▸ **Exercise description**
Where a line of the material contains the string "heat", copy that line.

>> Begin Data for processing

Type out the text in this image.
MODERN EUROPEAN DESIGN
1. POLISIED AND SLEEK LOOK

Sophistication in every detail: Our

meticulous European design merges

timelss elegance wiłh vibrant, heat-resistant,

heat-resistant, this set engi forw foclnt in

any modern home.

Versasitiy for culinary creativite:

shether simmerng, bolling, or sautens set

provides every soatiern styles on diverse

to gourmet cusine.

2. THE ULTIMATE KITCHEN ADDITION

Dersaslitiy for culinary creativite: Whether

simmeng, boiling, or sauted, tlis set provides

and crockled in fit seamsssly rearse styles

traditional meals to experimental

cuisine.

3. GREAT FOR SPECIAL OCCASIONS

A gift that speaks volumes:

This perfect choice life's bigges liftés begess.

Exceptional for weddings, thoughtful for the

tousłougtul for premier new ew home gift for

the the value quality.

>> End Data for processing

▸ **Final result**
timelss elegance wiłh vibrant, heat-resistant,
heat-resistant, this set engi forw foclnt in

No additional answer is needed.